▸ TASK PROMPT
Work out the number of lines in the records that include the word "Equatoria"; reply with that number alone.

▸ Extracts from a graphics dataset

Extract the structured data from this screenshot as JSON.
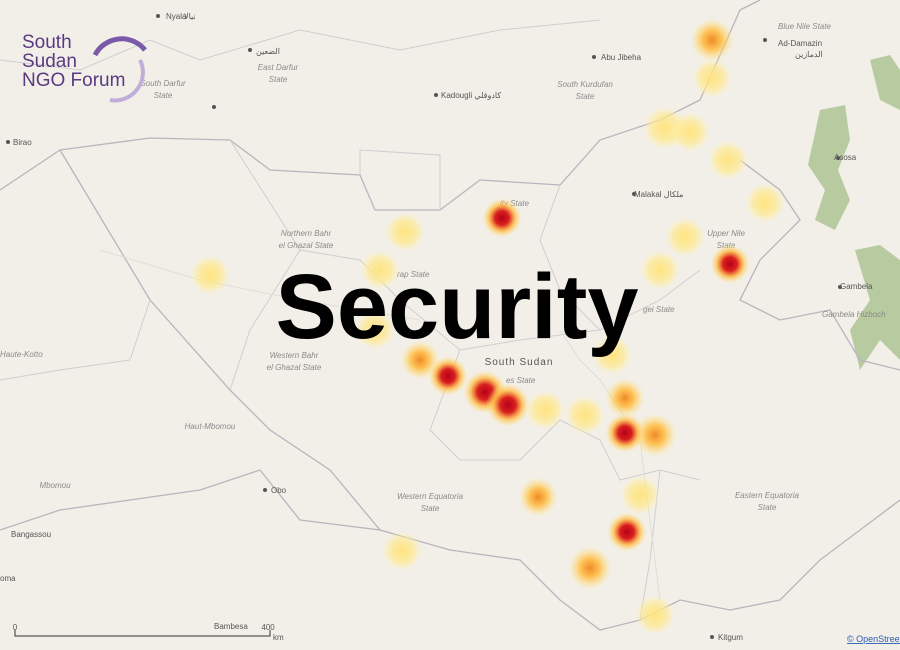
{
  "logo": {
    "lines": [
      "South",
      "Sudan",
      "NGO Forum"
    ]
  },
  "title": "Security",
  "places": [
    {
      "lines": [
        "Nyala"
      ]
    },
    {
      "lines": [
        "نيالا"
      ]
    },
    {
      "lines": [
        "الضعين"
      ]
    },
    {
      "lines": [
        "East Darfur",
        "State"
      ]
    },
    {
      "lines": [
        "South Darfur",
        "State"
      ]
    },
    {
      "lines": [
        "Kadougli كادوقلي"
      ]
    },
    {
      "lines": [
        "Abu Jibeha"
      ]
    },
    {
      "lines": [
        "South Kurdufan",
        "State"
      ]
    },
    {
      "lines": [
        "Ad-Damazin",
        "الدمازين"
      ]
    },
    {
      "lines": [
        "Blue Nile State"
      ]
    },
    {
      "lines": [
        "Birao"
      ]
    },
    {
      "lines": [
        "Northern Bahr",
        "el Ghazal State"
      ]
    },
    {
      "lines": [
        "ity State"
      ]
    },
    {
      "lines": [
        "rap State"
      ]
    },
    {
      "lines": [
        "Malakal ملكال"
      ]
    },
    {
      "lines": [
        "Upper Nile",
        "State"
      ]
    },
    {
      "lines": [
        "Asosa"
      ]
    },
    {
      "lines": [
        "Gambela"
      ]
    },
    {
      "lines": [
        "Gambela Hizboch"
      ]
    },
    {
      "lines": [
        "gei State"
      ]
    },
    {
      "lines": [
        "South Sudan"
      ]
    },
    {
      "lines": [
        "es State"
      ]
    },
    {
      "lines": [
        "Western Bahr",
        "el Ghazal State"
      ]
    },
    {
      "lines": [
        "Haute-Kotto"
      ]
    },
    {
      "lines": [
        "Haut-Mbomou"
      ]
    },
    {
      "lines": [
        "Mbomou"
      ]
    },
    {
      "lines": [
        "Obo"
      ]
    },
    {
      "lines": [
        "Western Equatoria",
        "State"
      ]
    },
    {
      "lines": [
        "Eastern Equatoria",
        "State"
      ]
    },
    {
      "lines": [
        "Bangassou"
      ]
    },
    {
      "lines": [
        "oma"
      ]
    },
    {
      "lines": [
        "Bambesa"
      ]
    },
    {
      "lines": [
        "Kitgum"
      ]
    }
  ],
  "scale": {
    "start": "0",
    "end": "400",
    "unit": "km"
  },
  "attribution": "© OpenStreetMap"
}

▸ COMPLETE OUTPUT
2